-- START Entries supplied --

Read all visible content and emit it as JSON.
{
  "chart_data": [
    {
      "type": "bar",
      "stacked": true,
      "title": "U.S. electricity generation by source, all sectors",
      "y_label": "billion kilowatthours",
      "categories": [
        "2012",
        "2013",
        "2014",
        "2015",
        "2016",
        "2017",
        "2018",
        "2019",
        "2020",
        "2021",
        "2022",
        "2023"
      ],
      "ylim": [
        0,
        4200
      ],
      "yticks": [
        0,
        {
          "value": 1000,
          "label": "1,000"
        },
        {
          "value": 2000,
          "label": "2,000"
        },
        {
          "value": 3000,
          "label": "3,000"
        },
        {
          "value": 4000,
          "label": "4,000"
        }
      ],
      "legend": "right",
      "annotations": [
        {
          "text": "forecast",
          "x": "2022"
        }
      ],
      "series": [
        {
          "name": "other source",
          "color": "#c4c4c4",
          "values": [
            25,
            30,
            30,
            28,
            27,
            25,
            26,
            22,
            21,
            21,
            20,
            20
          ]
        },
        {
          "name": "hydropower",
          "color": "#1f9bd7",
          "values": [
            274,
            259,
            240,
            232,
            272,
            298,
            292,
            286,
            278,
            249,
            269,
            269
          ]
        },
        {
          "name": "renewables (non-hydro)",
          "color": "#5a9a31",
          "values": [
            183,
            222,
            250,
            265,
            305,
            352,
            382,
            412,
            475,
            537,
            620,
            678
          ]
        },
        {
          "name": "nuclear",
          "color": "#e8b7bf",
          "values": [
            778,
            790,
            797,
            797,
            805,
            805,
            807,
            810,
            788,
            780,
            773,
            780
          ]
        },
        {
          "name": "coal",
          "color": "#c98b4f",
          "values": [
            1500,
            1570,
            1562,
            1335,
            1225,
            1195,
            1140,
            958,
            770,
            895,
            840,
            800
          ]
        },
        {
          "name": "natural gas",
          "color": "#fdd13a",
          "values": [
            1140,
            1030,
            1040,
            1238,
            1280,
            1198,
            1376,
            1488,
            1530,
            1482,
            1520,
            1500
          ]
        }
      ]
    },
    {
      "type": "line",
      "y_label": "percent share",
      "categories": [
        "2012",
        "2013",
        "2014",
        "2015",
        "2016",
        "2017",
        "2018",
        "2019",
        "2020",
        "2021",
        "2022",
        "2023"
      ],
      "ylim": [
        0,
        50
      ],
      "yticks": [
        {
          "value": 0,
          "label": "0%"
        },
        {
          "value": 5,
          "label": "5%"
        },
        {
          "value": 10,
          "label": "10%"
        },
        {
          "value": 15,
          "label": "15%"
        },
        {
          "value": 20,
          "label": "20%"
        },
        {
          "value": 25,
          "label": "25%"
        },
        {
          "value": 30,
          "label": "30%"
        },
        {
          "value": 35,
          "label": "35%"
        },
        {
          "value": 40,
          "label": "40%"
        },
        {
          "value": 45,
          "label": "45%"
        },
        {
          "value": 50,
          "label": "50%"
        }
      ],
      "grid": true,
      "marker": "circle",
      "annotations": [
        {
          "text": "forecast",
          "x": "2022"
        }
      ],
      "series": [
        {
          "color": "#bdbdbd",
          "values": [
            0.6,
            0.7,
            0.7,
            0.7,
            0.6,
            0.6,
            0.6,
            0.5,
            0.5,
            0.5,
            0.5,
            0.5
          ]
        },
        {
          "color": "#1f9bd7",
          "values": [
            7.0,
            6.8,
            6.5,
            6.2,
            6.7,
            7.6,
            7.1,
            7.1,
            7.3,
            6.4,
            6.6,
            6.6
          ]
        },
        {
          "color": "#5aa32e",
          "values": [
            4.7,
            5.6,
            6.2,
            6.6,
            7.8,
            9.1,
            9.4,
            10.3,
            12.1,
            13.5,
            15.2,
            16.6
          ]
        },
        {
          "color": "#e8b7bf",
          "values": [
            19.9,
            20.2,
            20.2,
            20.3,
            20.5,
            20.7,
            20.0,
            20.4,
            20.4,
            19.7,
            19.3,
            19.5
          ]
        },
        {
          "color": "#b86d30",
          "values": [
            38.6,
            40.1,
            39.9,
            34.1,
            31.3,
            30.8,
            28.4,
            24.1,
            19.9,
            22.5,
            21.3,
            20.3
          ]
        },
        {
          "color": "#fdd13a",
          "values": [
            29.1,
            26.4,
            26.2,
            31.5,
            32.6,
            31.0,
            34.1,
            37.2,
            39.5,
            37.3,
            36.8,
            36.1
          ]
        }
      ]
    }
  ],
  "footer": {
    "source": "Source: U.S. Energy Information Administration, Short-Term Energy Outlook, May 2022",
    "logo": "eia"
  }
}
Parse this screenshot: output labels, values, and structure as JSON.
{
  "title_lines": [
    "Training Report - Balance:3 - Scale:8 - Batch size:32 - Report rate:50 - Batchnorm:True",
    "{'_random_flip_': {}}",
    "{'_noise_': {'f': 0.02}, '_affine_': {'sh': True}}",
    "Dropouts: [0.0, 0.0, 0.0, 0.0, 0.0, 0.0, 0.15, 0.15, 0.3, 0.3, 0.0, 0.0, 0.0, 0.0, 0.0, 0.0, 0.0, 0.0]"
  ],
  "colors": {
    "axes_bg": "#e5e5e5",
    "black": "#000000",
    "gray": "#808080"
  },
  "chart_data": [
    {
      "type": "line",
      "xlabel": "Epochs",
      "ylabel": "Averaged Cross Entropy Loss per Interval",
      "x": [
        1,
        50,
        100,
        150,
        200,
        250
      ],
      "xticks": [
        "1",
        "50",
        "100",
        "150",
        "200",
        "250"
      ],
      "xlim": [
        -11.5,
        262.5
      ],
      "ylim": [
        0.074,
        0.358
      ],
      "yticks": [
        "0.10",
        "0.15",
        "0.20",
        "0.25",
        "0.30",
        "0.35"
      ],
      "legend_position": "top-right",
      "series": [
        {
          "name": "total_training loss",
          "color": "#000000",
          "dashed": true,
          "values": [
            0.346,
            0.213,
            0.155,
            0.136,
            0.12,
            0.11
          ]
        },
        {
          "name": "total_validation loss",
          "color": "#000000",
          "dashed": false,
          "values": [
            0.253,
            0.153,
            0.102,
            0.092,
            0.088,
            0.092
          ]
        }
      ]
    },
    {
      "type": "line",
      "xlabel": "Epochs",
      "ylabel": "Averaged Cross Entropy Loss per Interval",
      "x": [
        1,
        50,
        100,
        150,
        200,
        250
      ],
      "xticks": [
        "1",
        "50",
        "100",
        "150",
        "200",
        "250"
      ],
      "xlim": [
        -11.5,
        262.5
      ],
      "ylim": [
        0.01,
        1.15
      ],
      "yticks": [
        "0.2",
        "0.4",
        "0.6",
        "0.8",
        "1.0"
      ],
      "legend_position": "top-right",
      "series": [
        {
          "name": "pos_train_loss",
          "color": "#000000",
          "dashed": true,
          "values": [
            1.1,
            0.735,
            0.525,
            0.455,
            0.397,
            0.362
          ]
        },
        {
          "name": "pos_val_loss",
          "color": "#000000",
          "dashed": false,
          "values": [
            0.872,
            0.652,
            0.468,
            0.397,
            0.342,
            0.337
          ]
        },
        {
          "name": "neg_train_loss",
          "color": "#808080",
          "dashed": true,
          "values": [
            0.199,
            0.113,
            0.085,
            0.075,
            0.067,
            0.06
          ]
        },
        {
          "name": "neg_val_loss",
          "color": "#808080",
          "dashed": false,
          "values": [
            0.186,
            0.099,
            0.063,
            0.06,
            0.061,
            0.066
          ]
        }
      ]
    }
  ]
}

-- END Entries supplied --

Retype the entries one by one, exactly.

Read all visible content and emit it as JSON.
{
  "chart_data": [
    {
      "type": "bar",
      "stacked": true,
      "title": "U.S. electricity generation by source, all sectors",
      "y_label": "billion kilowatthours",
      "categories": [
        "2012",
        "2013",
        "2014",
        "2015",
        "2016",
        "2017",
        "2018",
        "2019",
        "2020",
        "2021",
        "2022",
        "2023"
      ],
      "ylim": [
        0,
        4200
      ],
      "yticks": [
        0,
        {
          "value": 1000,
          "label": "1,000"
        },
        {
          "value": 2000,
          "label": "2,000"
        },
        {
          "value": 3000,
          "label": "3,000"
        },
        {
          "value": 4000,
          "label": "4,000"
        }
      ],
      "legend": "right",
      "annotations": [
        {
          "text": "forecast",
          "x": "2022"
        }
      ],
      "series": [
        {
          "name": "other source",
          "color": "#c4c4c4",
          "values": [
            25,
            30,
            30,
            28,
            27,
            25,
            26,
            22,
            21,
            21,
            20,
            20
          ]
        },
        {
          "name": "hydropower",
          "color": "#1f9bd7",
          "values": [
            274,
            259,
            240,
            232,
            272,
            298,
            292,
            286,
            278,
            249,
            269,
            269
          ]
        },
        {
          "name": "renewables (non-hydro)",
          "color": "#5a9a31",
          "values": [
            183,
            222,
            250,
            265,
            305,
            352,
            382,
            412,
            475,
            537,
            620,
            678
          ]
        },
        {
          "name": "nuclear",
          "color": "#e8b7bf",
          "values": [
            778,
            790,
            797,
            797,
            805,
            805,
            807,
            810,
            788,
            780,
            773,
            780
          ]
        },
        {
          "name": "coal",
          "color": "#c98b4f",
          "values": [
            1500,
            1570,
            1562,
            1335,
            1225,
            1195,
            1140,
            958,
            770,
            895,
            840,
            800
          ]
        },
        {
          "name": "natural gas",
          "color": "#fdd13a",
          "values": [
            1140,
            1030,
            1040,
            1238,
            1280,
            1198,
            1376,
            1488,
            1530,
            1482,
            1520,
            1500
          ]
        }
      ]
    },
    {
      "type": "line",
      "y_label": "percent share",
      "categories": [
        "2012",
        "2013",
        "2014",
        "2015",
        "2016",
        "2017",
        "2018",
        "2019",
        "2020",
        "2021",
        "2022",
        "2023"
      ],
      "ylim": [
        0,
        50
      ],
      "yticks": [
        {
          "value": 0,
          "label": "0%"
        },
        {
          "value": 5,
          "label": "5%"
        },
        {
          "value": 10,
          "label": "10%"
        },
        {
          "value": 15,
          "label": "15%"
        },
        {
          "value": 20,
          "label": "20%"
        },
        {
          "value": 25,
          "label": "25%"
        },
        {
          "value": 30,
          "label": "30%"
        },
        {
          "value": 35,
          "label": "35%"
        },
        {
          "value": 40,
          "label": "40%"
        },
        {
          "value": 45,
          "label": "45%"
        },
        {
          "value": 50,
          "label": "50%"
        }
      ],
      "grid": true,
      "marker": "circle",
      "annotations": [
        {
          "text": "forecast",
          "x": "2022"
        }
      ],
      "series": [
        {
          "color": "#bdbdbd",
          "values": [
            0.6,
            0.7,
            0.7,
            0.7,
            0.6,
            0.6,
            0.6,
            0.5,
            0.5,
            0.5,
            0.5,
            0.5
          ]
        },
        {
          "color": "#1f9bd7",
          "values": [
            7.0,
            6.8,
            6.5,
            6.2,
            6.7,
            7.6,
            7.1,
            7.1,
            7.3,
            6.4,
            6.6,
            6.6
          ]
        },
        {
          "color": "#5aa32e",
          "values": [
            4.7,
            5.6,
            6.2,
            6.6,
            7.8,
            9.1,
            9.4,
            10.3,
            12.1,
            13.5,
            15.2,
            16.6
          ]
        },
        {
          "color": "#e8b7bf",
          "values": [
            19.9,
            20.2,
            20.2,
            20.3,
            20.5,
            20.7,
            20.0,
            20.4,
            20.4,
            19.7,
            19.3,
            19.5
          ]
        },
        {
          "color": "#b86d30",
          "values": [
            38.6,
            40.1,
            39.9,
            34.1,
            31.3,
            30.8,
            28.4,
            24.1,
            19.9,
            22.5,
            21.3,
            20.3
          ]
        },
        {
          "color": "#fdd13a",
          "values": [
            29.1,
            26.4,
            26.2,
            31.5,
            32.6,
            31.0,
            34.1,
            37.2,
            39.5,
            37.3,
            36.8,
            36.1
          ]
        }
      ]
    }
  ],
  "footer": {
    "source": "Source: U.S. Energy Information Administration, Short-Term Energy Outlook, May 2022",
    "logo": "eia"
  }
}
Parse this screenshot: output labels, values, and structure as JSON.
{
  "title_lines": [
    "Training Report - Balance:3 - Scale:8 - Batch size:32 - Report rate:50 - Batchnorm:True",
    "{'_random_flip_': {}}",
    "{'_noise_': {'f': 0.02}, '_affine_': {'sh': True}}",
    "Dropouts: [0.0, 0.0, 0.0, 0.0, 0.0, 0.0, 0.15, 0.15, 0.3, 0.3, 0.0, 0.0, 0.0, 0.0, 0.0, 0.0, 0.0, 0.0]"
  ],
  "colors": {
    "axes_bg": "#e5e5e5",
    "black": "#000000",
    "gray": "#808080"
  },
  "chart_data": [
    {
      "type": "line",
      "xlabel": "Epochs",
      "ylabel": "Averaged Cross Entropy Loss per Interval",
      "x": [
        1,
        50,
        100,
        150,
        200,
        250
      ],
      "xticks": [
        "1",
        "50",
        "100",
        "150",
        "200",
        "250"
      ],
      "xlim": [
        -11.5,
        262.5
      ],
      "ylim": [
        0.074,
        0.358
      ],
      "yticks": [
        "0.10",
        "0.15",
        "0.20",
        "0.25",
        "0.30",
        "0.35"
      ],
      "legend_position": "top-right",
      "series": [
        {
          "name": "total_training loss",
          "color": "#000000",
          "dashed": true,
          "values": [
            0.346,
            0.213,
            0.155,
            0.136,
            0.12,
            0.11
          ]
        },
        {
          "name": "total_validation loss",
          "color": "#000000",
          "dashed": false,
          "values": [
            0.253,
            0.153,
            0.102,
            0.092,
            0.088,
            0.092
          ]
        }
      ]
    },
    {
      "type": "line",
      "xlabel": "Epochs",
      "ylabel": "Averaged Cross Entropy Loss per Interval",
      "x": [
        1,
        50,
        100,
        150,
        200,
        250
      ],
      "xticks": [
        "1",
        "50",
        "100",
        "150",
        "200",
        "250"
      ],
      "xlim": [
        -11.5,
        262.5
      ],
      "ylim": [
        0.01,
        1.15
      ],
      "yticks": [
        "0.2",
        "0.4",
        "0.6",
        "0.8",
        "1.0"
      ],
      "legend_position": "top-right",
      "series": [
        {
          "name": "pos_train_loss",
          "color": "#000000",
          "dashed": true,
          "values": [
            1.1,
            0.735,
            0.525,
            0.455,
            0.397,
            0.362
          ]
        },
        {
          "name": "pos_val_loss",
          "color": "#000000",
          "dashed": false,
          "values": [
            0.872,
            0.652,
            0.468,
            0.397,
            0.342,
            0.337
          ]
        },
        {
          "name": "neg_train_loss",
          "color": "#808080",
          "dashed": true,
          "values": [
            0.199,
            0.113,
            0.085,
            0.075,
            0.067,
            0.06
          ]
        },
        {
          "name": "neg_val_loss",
          "color": "#808080",
          "dashed": false,
          "values": [
            0.186,
            0.099,
            0.063,
            0.06,
            0.061,
            0.066
          ]
        }
      ]
    }
  ]
}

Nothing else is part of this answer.